*STATED PROBLEM*:
From the entries below, list each line with "marker".

*DATASET ROWS*:
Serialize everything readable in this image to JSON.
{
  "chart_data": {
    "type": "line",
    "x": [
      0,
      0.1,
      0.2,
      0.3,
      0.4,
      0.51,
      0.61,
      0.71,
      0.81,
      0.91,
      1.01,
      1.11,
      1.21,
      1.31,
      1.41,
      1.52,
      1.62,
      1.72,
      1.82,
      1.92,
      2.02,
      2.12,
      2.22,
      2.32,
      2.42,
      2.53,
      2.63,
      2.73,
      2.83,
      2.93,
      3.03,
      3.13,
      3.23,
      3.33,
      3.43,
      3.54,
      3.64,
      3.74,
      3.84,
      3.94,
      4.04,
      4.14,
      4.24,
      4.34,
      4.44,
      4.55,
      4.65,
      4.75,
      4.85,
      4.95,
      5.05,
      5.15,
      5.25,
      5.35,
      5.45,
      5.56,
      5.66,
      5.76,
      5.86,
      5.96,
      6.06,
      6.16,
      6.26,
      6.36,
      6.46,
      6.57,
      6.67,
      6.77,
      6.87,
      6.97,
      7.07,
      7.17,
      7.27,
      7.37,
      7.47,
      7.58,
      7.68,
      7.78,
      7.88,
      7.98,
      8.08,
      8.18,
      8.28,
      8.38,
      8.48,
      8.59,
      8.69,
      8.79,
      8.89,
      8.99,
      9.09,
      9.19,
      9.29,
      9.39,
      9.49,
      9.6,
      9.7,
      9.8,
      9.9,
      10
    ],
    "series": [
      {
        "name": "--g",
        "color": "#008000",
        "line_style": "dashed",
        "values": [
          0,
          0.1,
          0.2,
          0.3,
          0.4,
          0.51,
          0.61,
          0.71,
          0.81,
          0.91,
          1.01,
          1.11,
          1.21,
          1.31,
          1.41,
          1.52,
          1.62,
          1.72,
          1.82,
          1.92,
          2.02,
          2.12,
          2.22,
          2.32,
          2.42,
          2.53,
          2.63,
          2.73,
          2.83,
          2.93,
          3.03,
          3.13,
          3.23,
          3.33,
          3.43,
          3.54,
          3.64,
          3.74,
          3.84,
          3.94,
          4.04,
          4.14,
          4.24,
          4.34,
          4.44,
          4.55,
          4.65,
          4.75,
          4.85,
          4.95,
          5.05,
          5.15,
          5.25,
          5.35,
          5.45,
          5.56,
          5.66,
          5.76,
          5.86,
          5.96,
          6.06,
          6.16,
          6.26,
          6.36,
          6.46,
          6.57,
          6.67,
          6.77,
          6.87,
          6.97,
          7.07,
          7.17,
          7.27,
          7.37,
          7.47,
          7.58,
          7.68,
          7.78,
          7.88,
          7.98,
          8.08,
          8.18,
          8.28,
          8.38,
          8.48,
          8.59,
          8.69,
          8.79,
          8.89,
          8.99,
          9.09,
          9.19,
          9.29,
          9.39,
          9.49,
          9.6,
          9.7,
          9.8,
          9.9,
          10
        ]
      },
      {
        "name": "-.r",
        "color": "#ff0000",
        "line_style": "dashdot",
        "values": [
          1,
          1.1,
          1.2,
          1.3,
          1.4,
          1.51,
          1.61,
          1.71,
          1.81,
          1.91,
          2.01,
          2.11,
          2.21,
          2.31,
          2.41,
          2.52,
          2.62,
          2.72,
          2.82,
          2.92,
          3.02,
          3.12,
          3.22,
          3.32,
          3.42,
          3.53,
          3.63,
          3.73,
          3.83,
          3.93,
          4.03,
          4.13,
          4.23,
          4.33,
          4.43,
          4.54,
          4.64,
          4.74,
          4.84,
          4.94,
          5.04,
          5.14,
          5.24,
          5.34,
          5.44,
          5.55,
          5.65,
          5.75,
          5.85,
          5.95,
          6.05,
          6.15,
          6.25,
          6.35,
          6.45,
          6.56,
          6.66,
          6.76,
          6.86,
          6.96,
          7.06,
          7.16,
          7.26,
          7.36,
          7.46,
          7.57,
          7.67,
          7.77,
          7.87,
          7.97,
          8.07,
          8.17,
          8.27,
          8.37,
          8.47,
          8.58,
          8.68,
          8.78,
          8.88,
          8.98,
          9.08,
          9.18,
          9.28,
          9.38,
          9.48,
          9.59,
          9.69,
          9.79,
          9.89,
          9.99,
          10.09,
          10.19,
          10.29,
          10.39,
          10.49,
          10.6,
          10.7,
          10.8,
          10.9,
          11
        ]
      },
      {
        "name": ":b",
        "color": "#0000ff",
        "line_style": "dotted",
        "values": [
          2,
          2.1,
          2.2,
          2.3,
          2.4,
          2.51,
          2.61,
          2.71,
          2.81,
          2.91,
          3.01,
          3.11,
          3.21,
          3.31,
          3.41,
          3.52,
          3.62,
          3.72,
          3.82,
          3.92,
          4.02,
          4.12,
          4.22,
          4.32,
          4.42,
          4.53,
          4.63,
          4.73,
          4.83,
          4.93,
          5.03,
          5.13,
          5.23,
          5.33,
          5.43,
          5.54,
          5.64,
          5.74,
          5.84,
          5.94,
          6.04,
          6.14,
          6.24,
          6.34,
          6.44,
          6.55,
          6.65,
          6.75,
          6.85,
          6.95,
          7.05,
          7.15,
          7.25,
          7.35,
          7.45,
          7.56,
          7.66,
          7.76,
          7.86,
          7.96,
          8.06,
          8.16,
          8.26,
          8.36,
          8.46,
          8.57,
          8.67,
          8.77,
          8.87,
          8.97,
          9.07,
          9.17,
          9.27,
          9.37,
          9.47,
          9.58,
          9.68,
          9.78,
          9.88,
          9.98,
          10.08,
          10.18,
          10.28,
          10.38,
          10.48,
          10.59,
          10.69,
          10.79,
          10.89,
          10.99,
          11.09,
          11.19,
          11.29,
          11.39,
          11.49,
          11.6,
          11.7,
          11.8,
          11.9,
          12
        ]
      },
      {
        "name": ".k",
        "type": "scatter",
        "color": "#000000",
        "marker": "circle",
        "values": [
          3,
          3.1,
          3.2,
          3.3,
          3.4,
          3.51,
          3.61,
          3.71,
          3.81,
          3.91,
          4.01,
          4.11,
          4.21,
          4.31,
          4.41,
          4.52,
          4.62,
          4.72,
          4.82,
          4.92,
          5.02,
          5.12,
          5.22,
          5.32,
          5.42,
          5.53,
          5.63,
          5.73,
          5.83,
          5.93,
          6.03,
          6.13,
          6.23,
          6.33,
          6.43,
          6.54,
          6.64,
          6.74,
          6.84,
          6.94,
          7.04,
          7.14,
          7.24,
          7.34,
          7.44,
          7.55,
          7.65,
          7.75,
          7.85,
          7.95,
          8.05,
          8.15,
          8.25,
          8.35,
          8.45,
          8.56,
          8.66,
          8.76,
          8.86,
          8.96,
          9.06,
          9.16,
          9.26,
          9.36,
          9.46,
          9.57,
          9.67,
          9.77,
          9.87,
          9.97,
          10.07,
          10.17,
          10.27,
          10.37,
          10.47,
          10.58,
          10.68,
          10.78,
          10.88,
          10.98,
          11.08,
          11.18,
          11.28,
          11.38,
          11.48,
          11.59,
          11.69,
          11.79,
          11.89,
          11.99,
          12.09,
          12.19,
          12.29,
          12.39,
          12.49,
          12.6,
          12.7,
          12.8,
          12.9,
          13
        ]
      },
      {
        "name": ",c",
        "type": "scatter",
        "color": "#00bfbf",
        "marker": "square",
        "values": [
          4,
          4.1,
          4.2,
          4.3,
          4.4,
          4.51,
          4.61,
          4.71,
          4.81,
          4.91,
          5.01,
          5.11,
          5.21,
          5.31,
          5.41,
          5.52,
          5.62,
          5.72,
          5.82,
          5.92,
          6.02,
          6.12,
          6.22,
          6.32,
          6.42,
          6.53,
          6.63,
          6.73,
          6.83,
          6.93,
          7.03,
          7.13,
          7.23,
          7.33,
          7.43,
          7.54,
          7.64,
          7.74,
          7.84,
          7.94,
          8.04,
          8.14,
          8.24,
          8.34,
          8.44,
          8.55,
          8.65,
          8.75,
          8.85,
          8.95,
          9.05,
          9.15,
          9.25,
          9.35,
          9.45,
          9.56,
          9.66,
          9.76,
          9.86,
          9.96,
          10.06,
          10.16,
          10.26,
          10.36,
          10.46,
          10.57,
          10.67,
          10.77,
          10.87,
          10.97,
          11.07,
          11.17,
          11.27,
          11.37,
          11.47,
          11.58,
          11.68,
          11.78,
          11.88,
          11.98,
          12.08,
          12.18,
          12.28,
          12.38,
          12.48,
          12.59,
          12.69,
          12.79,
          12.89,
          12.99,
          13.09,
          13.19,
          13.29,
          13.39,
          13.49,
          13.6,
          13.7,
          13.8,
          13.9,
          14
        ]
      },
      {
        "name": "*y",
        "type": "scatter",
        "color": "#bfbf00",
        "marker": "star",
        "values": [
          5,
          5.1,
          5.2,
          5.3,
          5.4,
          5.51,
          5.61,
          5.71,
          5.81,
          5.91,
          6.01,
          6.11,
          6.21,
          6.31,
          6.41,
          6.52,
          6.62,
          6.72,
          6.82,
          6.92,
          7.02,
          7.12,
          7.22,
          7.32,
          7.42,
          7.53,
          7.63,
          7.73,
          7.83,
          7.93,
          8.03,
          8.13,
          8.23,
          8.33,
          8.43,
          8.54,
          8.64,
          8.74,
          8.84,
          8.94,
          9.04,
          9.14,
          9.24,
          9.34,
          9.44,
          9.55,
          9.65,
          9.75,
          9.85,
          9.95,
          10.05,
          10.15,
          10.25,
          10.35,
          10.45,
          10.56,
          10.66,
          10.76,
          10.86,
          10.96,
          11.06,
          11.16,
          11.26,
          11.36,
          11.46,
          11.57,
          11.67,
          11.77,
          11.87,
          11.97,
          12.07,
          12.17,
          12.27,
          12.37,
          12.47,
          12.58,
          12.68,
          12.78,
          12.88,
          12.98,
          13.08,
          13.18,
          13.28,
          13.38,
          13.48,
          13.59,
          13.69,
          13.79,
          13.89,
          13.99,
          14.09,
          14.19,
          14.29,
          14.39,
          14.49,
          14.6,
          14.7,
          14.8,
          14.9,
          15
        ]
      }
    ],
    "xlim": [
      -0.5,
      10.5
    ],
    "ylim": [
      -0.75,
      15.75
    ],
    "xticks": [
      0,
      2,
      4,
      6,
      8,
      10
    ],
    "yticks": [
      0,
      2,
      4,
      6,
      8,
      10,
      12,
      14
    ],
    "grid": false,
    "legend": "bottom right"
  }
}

*ANSWER TO THIS TASK*:
        "marker": "circle",
        "marker": "square",
        "marker": "star",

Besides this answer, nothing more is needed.